Stated goal => Show every line where "choices" occurs.

Material for this exercise =>
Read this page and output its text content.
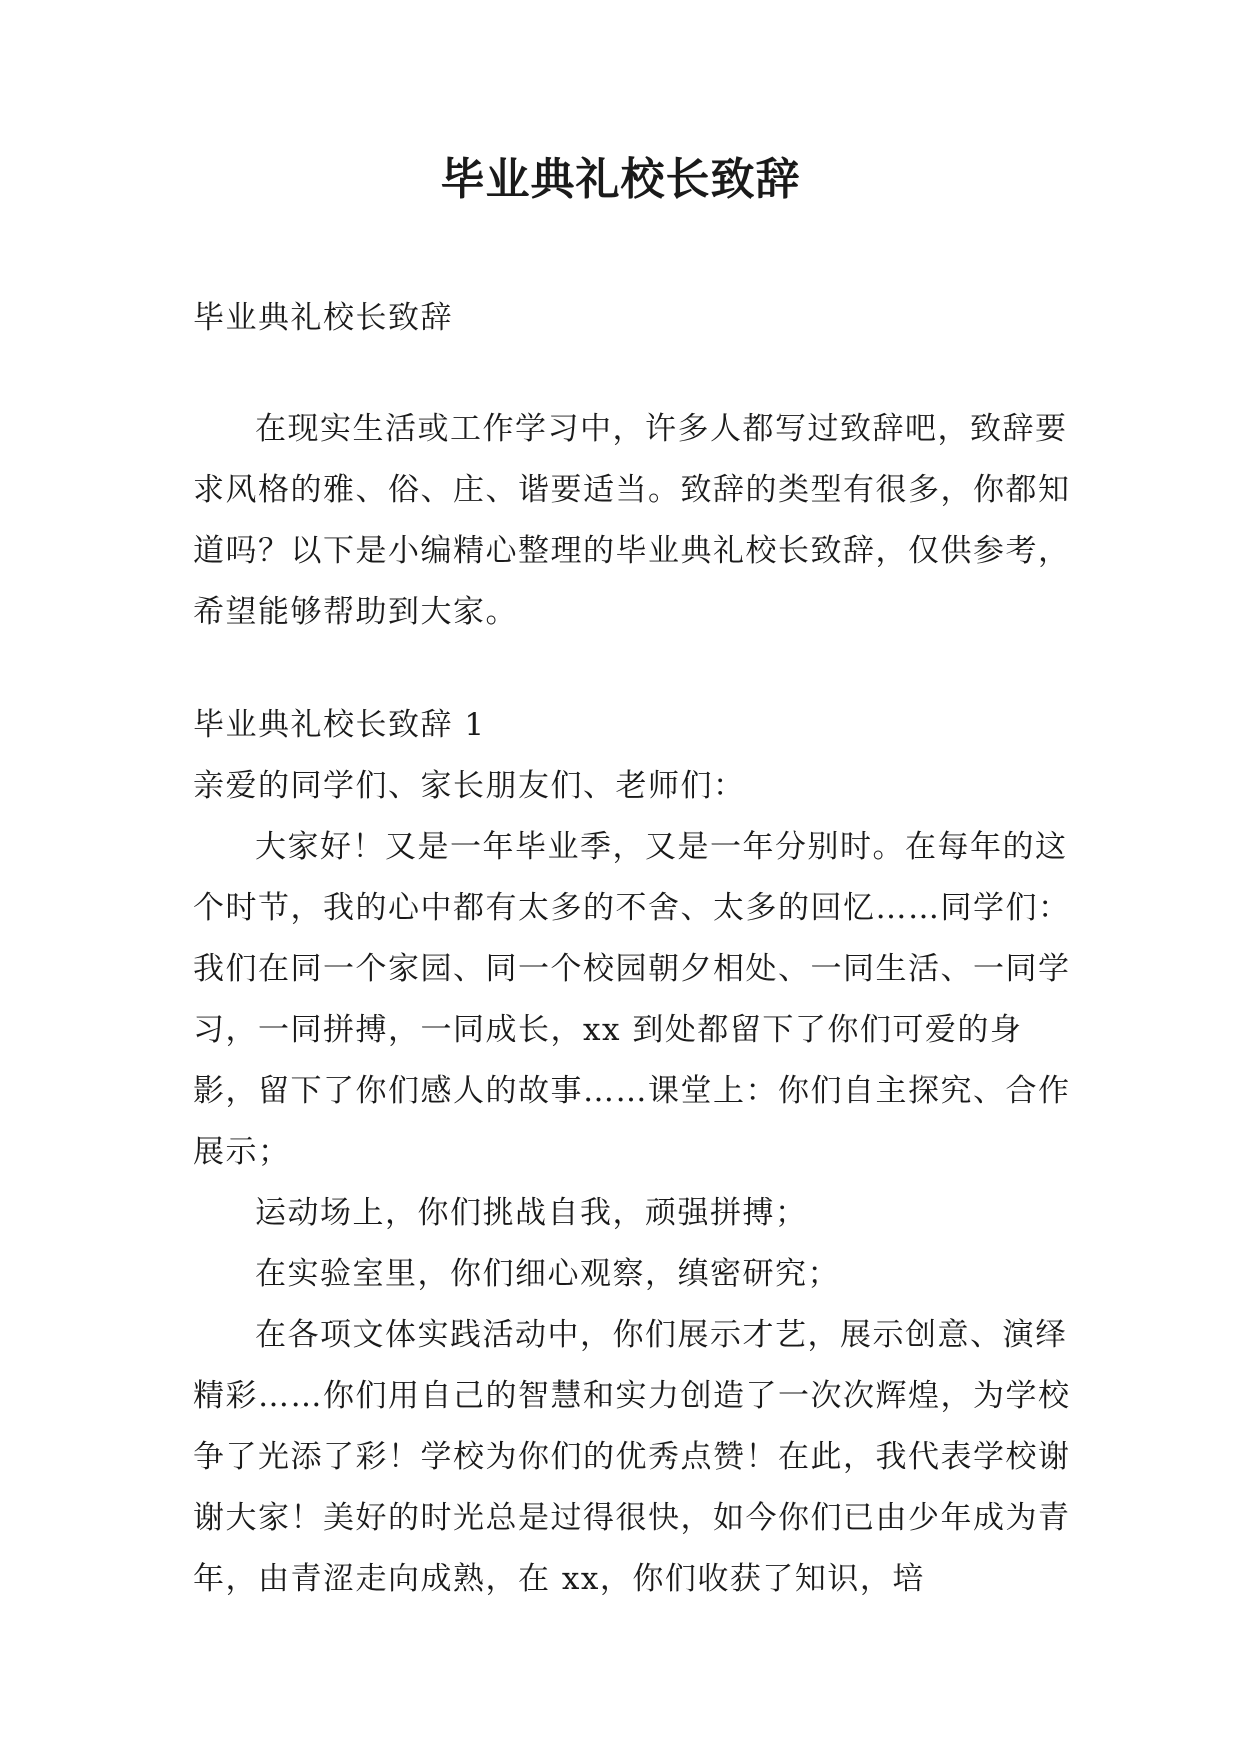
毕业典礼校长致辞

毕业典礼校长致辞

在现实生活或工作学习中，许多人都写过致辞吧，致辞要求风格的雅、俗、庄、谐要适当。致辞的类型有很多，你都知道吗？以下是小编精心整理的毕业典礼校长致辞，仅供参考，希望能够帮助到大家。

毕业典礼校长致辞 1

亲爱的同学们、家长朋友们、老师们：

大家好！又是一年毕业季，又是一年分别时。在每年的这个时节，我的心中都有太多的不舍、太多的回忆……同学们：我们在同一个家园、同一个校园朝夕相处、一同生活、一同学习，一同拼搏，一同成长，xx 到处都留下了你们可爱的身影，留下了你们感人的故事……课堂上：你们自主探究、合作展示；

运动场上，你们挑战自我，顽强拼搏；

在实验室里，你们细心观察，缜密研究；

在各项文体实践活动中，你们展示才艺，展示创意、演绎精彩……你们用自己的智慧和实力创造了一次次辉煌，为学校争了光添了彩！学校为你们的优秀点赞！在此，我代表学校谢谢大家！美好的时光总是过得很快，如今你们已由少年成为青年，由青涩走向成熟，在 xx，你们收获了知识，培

--

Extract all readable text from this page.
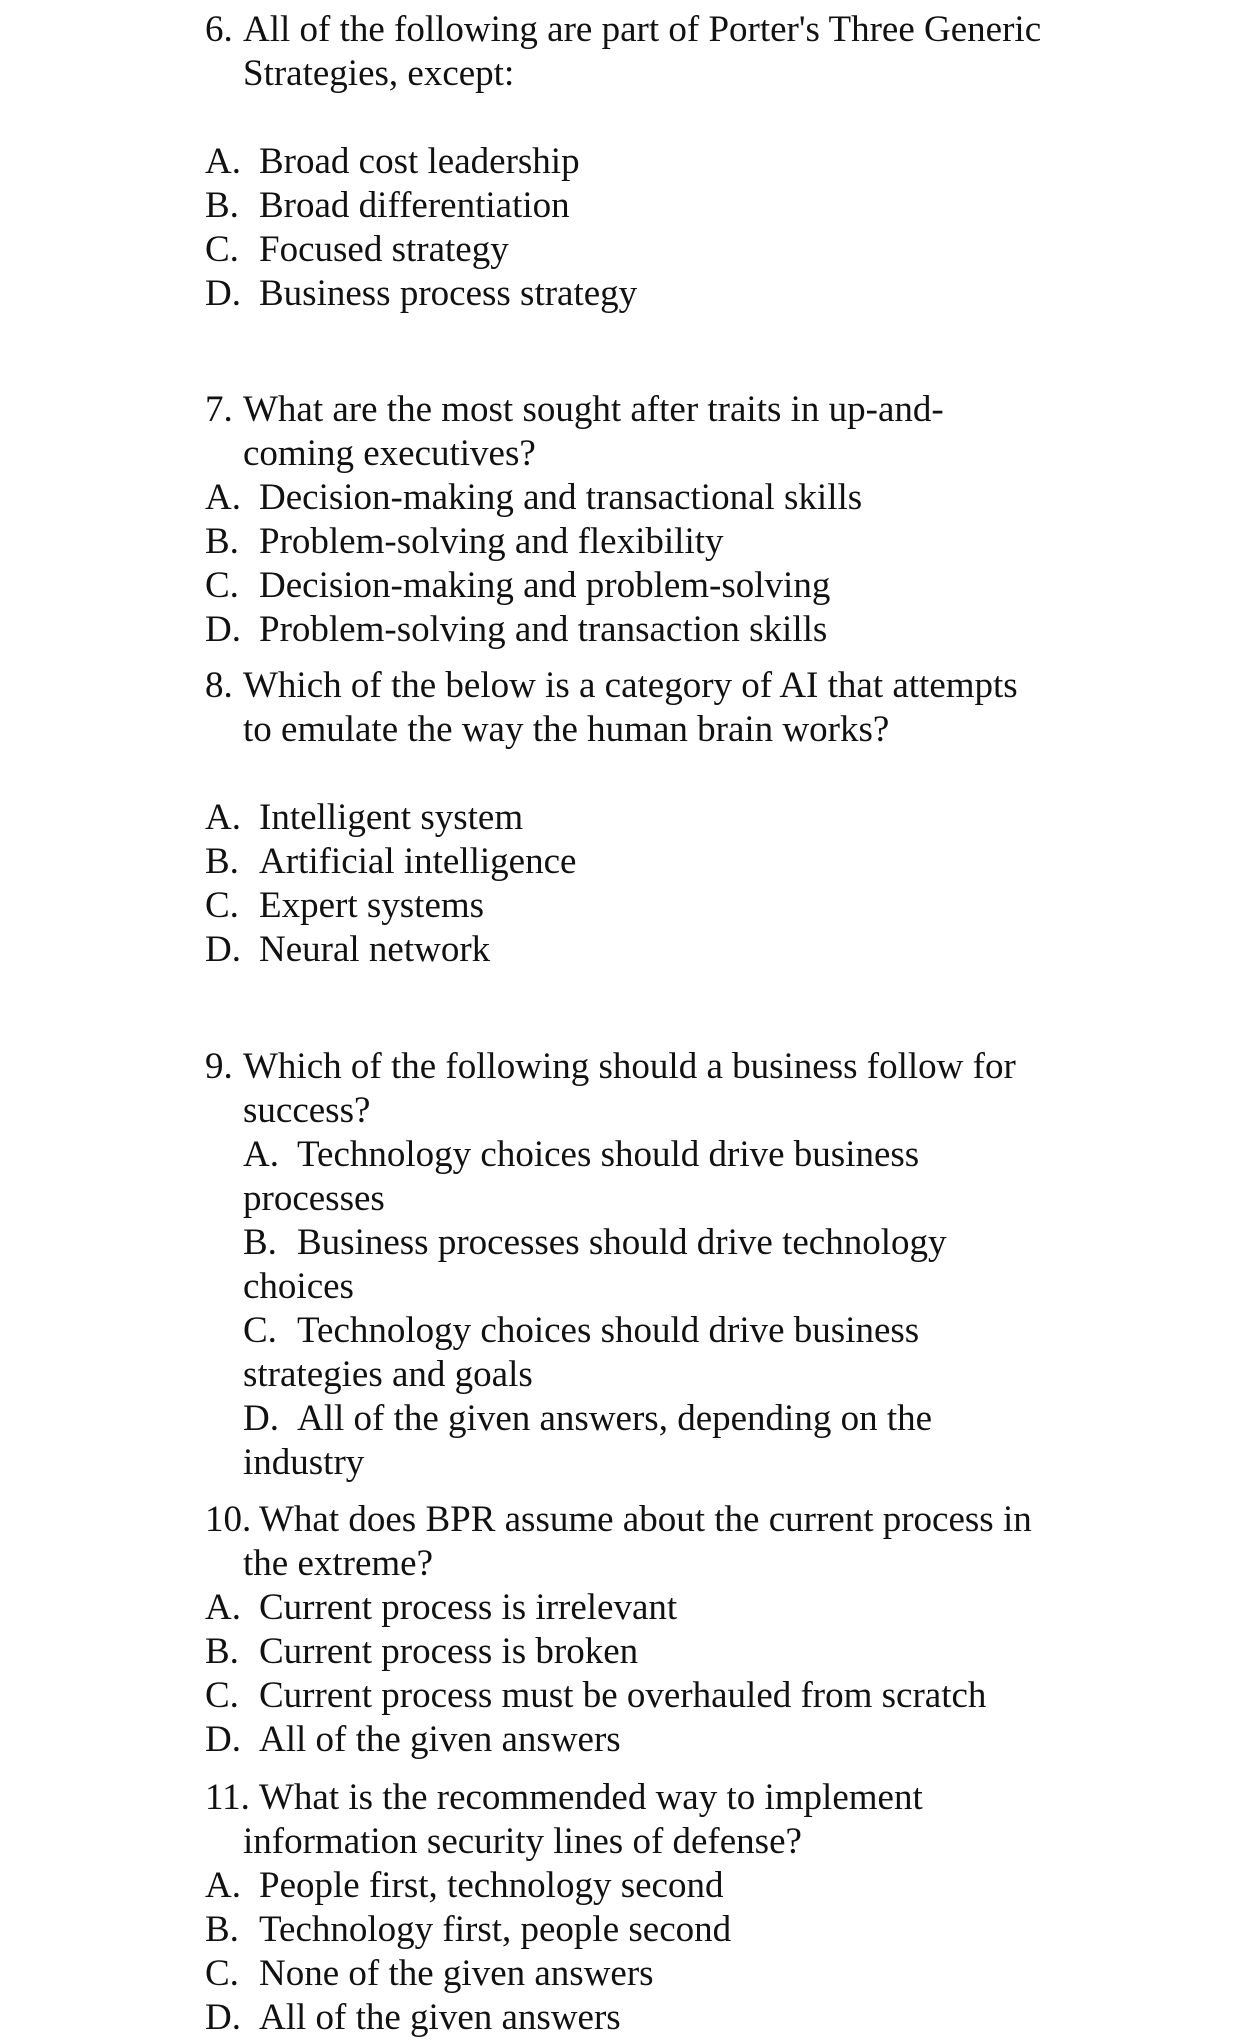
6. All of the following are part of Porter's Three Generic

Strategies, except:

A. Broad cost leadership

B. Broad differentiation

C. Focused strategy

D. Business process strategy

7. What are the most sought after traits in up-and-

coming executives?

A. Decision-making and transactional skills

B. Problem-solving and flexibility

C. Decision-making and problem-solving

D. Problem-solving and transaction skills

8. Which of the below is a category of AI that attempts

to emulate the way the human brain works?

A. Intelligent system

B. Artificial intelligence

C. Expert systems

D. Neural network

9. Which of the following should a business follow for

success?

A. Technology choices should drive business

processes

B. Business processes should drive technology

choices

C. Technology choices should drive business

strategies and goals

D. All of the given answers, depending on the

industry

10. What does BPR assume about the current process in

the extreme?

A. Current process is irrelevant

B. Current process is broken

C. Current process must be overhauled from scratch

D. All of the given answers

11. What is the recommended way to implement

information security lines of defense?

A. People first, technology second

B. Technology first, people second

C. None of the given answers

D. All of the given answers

Result for this exercise =>
A. Technology choices should drive business
choices
C. Technology choices should drive business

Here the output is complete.